## TASK MATERIAL
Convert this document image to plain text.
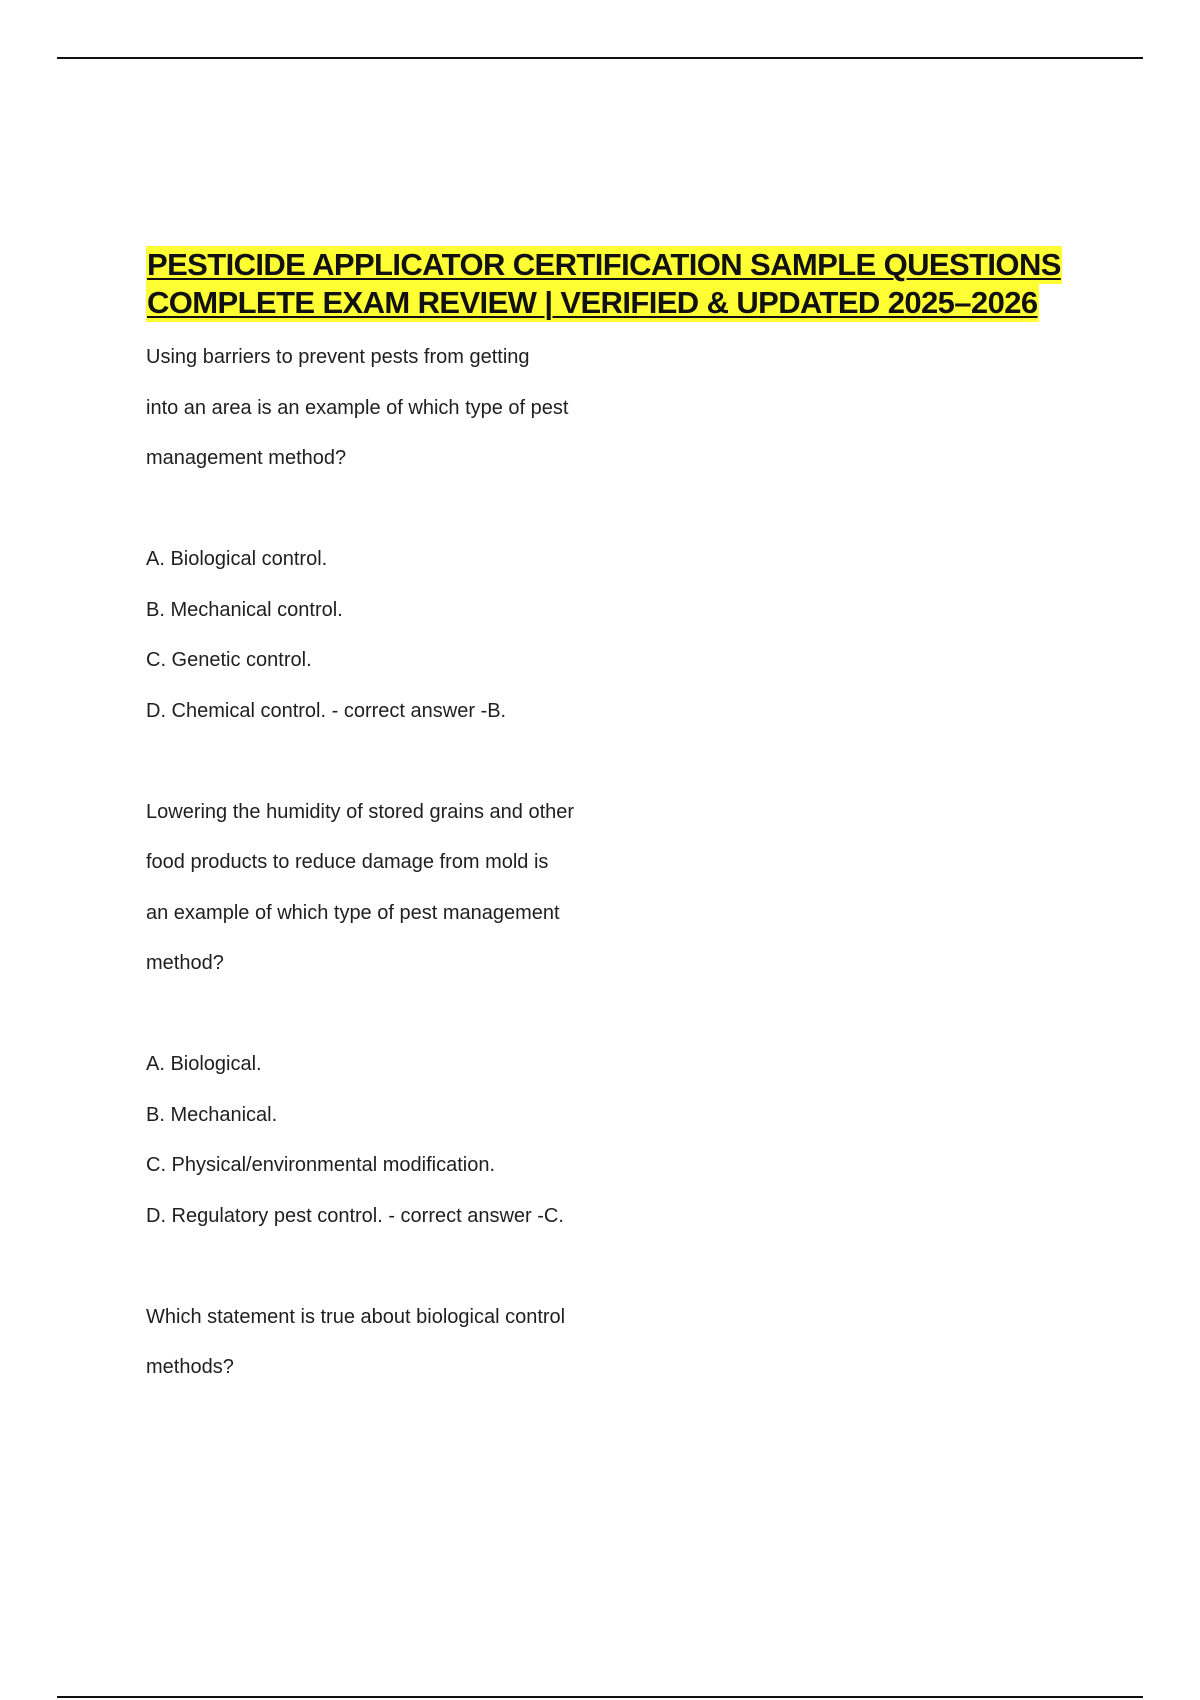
PESTICIDE APPLICATOR CERTIFICATION SAMPLE QUESTIONS
COMPLETE EXAM REVIEW | VERIFIED & UPDATED 2025–2026
Using barriers to prevent pests from getting
into an area is an example of which type of pest
management method?
A. Biological control.
B. Mechanical control.
C. Genetic control.
D. Chemical control. - correct answer -B.
Lowering the humidity of stored grains and other
food products to reduce damage from mold is
an example of which type of pest management
method?
A. Biological.
B. Mechanical.
C. Physical/environmental modification.
D. Regulatory pest control. - correct answer -C.
Which statement is true about biological control
methods?
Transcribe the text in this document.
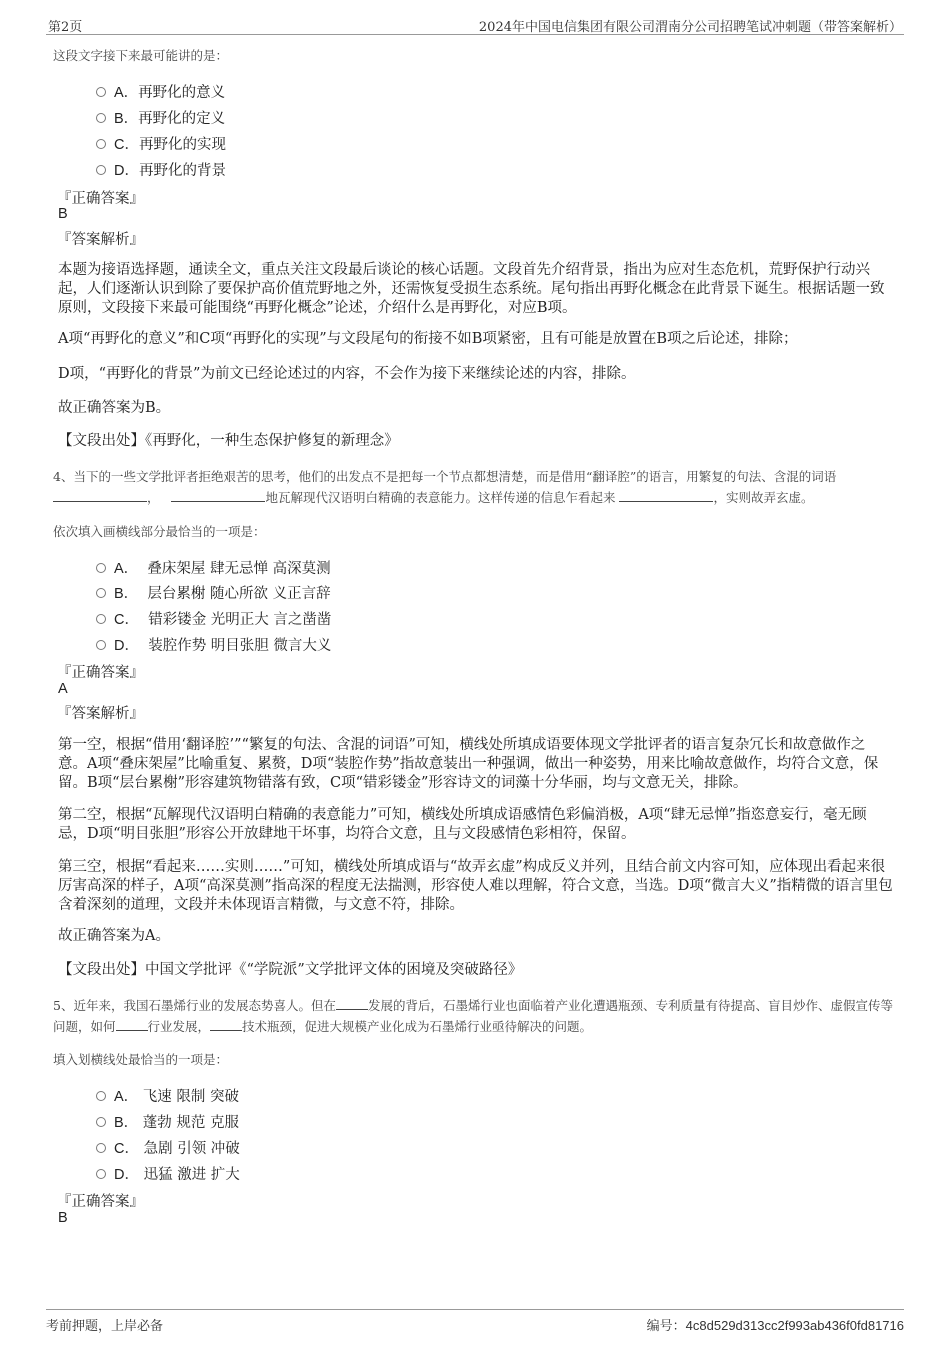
第2页	2024年中国电信集团有限公司渭南分公司招聘笔试冲刺题（带答案解析）
这段文字接下来最可能讲的是：
A．再野化的意义
B．再野化的定义
C．再野化的实现
D．再野化的背景
『正确答案』
B
『答案解析』
本题为接语选择题，通读全文，重点关注文段最后谈论的核心话题。文段首先介绍背景，指出为应对生态危机，荒野保护行动兴起，人们逐渐认识到除了要保护高价值荒野地之外，还需恢复受损生态系统。尾句指出再野化概念在此背景下诞生。根据话题一致原则，文段接下来最可能围绕“再野化概念”论述，介绍什么是再野化，对应B项。
A项“再野化的意义”和C项“再野化的实现”与文段尾句的衔接不如B项紧密，且有可能是放置在B项之后论述，排除；
D项，“再野化的背景”为前文已经论述过的内容，不会作为接下来继续论述的内容，排除。
故正确答案为B。
【文段出处】《再野化，一种生态保护修复的新理念》
4、当下的一些文学批评者拒绝艰苦的思考，他们的出发点不是把每一个节点都想清楚，而是借用“翻译腔”的语言，用繁复的句法、含混的词语
，	地瓦解现代汉语明白精确的表意能力。这样传递的信息乍看起来	，实则故弄玄虚。
依次填入画横线部分最恰当的一项是：
A． 叠床架屋 肆无忌惮 高深莫测
B． 层台累榭 随心所欲 义正言辞
C． 错彩镂金 光明正大 言之凿凿
D． 装腔作势 明目张胆 微言大义
『正确答案』
A
『答案解析』
第一空，根据“借用‘翻译腔’”“繁复的句法、含混的词语”可知，横线处所填成语要体现文学批评者的语言复杂冗长和故意做作之意。A项“叠床架屋”比喻重复、累赘，D项“装腔作势”指故意装出一种强调，做出一种姿势，用来比喻故意做作，均符合文意，保留。B项“层台累榭”形容建筑物错落有致，C项“错彩镂金”形容诗文的词藻十分华丽，均与文意无关，排除。
第二空，根据“瓦解现代汉语明白精确的表意能力”可知，横线处所填成语感情色彩偏消极，A项“肆无忌惮”指恣意妄行，毫无顾忌，D项“明目张胆”形容公开放肆地干坏事，均符合文意，且与文段感情色彩相符，保留。
第三空，根据“看起来……实则……”可知，横线处所填成语与“故弄玄虚”构成反义并列，且结合前文内容可知，应体现出看起来很厉害高深的样子，A项“高深莫测”指高深的程度无法揣测，形容使人难以理解，符合文意，当选。D项“微言大义”指精微的语言里包含着深刻的道理，文段并未体现语言精微，与文意不符，排除。
故正确答案为A。
【文段出处】中国文学批评《“学院派”文学批评文体的困境及突破路径》
5、近年来，我国石墨烯行业的发展态势喜人。但在	发展的背后，石墨烯行业也面临着产业化遭遇瓶颈、专利质量有待提高、盲目炒作、虚假宣传等问题，如何	行业发展，	技术瓶颈，促进大规模产业化成为石墨烯行业亟待解决的问题。
填入划横线处最恰当的一项是：
A． 飞速 限制 突破
B． 蓬勃 规范 克服
C． 急剧 引领 冲破
D． 迅猛 激进 扩大
『正确答案』
B
考前押题，上岸必备	编号：4c8d529d313cc2f993ab436f0fd81716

## YOUR INSTRUCTIONS
Each line of the material must be retyped exactly, except that images are omitted.

## SOLUTION
Convert this document image to plain text.
PESTICIDE APPLICATOR CERTIFICATION SAMPLE QUESTIONS
COMPLETE EXAM REVIEW | VERIFIED & UPDATED 2025–2026
Using barriers to prevent pests from getting
into an area is an example of which type of pest
management method?
A. Biological control.
B. Mechanical control.
C. Genetic control.
D. Chemical control. - correct answer -B.
Lowering the humidity of stored grains and other
food products to reduce damage from mold is
an example of which type of pest management
method?
A. Biological.
B. Mechanical.
C. Physical/environmental modification.
D. Regulatory pest control. - correct answer -C.
Which statement is true about biological control
methods?
Transcribe the text in this document.
第2页	2024年中国电信集团有限公司渭南分公司招聘笔试冲刺题（带答案解析）
这段文字接下来最可能讲的是：
A．再野化的意义
B．再野化的定义
C．再野化的实现
D．再野化的背景
『正确答案』
B
『答案解析』
本题为接语选择题，通读全文，重点关注文段最后谈论的核心话题。文段首先介绍背景，指出为应对生态危机，荒野保护行动兴起，人们逐渐认识到除了要保护高价值荒野地之外，还需恢复受损生态系统。尾句指出再野化概念在此背景下诞生。根据话题一致原则，文段接下来最可能围绕“再野化概念”论述，介绍什么是再野化，对应B项。
A项“再野化的意义”和C项“再野化的实现”与文段尾句的衔接不如B项紧密，且有可能是放置在B项之后论述，排除；
D项，“再野化的背景”为前文已经论述过的内容，不会作为接下来继续论述的内容，排除。
故正确答案为B。
【文段出处】《再野化，一种生态保护修复的新理念》
4、当下的一些文学批评者拒绝艰苦的思考，他们的出发点不是把每一个节点都想清楚，而是借用“翻译腔”的语言，用繁复的句法、含混的词语
，	地瓦解现代汉语明白精确的表意能力。这样传递的信息乍看起来	，实则故弄玄虚。
依次填入画横线部分最恰当的一项是：
A． 叠床架屋 肆无忌惮 高深莫测
B． 层台累榭 随心所欲 义正言辞
C． 错彩镂金 光明正大 言之凿凿
D． 装腔作势 明目张胆 微言大义
『正确答案』
A
『答案解析』
第一空，根据“借用‘翻译腔’”“繁复的句法、含混的词语”可知，横线处所填成语要体现文学批评者的语言复杂冗长和故意做作之意。A项“叠床架屋”比喻重复、累赘，D项“装腔作势”指故意装出一种强调，做出一种姿势，用来比喻故意做作，均符合文意，保留。B项“层台累榭”形容建筑物错落有致，C项“错彩镂金”形容诗文的词藻十分华丽，均与文意无关，排除。
第二空，根据“瓦解现代汉语明白精确的表意能力”可知，横线处所填成语感情色彩偏消极，A项“肆无忌惮”指恣意妄行，毫无顾忌，D项“明目张胆”形容公开放肆地干坏事，均符合文意，且与文段感情色彩相符，保留。
第三空，根据“看起来……实则……”可知，横线处所填成语与“故弄玄虚”构成反义并列，且结合前文内容可知，应体现出看起来很厉害高深的样子，A项“高深莫测”指高深的程度无法揣测，形容使人难以理解，符合文意，当选。D项“微言大义”指精微的语言里包含着深刻的道理，文段并未体现语言精微，与文意不符，排除。
故正确答案为A。
【文段出处】中国文学批评《“学院派”文学批评文体的困境及突破路径》
5、近年来，我国石墨烯行业的发展态势喜人。但在	发展的背后，石墨烯行业也面临着产业化遭遇瓶颈、专利质量有待提高、盲目炒作、虚假宣传等问题，如何	行业发展，	技术瓶颈，促进大规模产业化成为石墨烯行业亟待解决的问题。
填入划横线处最恰当的一项是：
A． 飞速 限制 突破
B． 蓬勃 规范 克服
C． 急剧 引领 冲破
D． 迅猛 激进 扩大
『正确答案』
B
考前押题，上岸必备	编号：4c8d529d313cc2f993ab436f0fd81716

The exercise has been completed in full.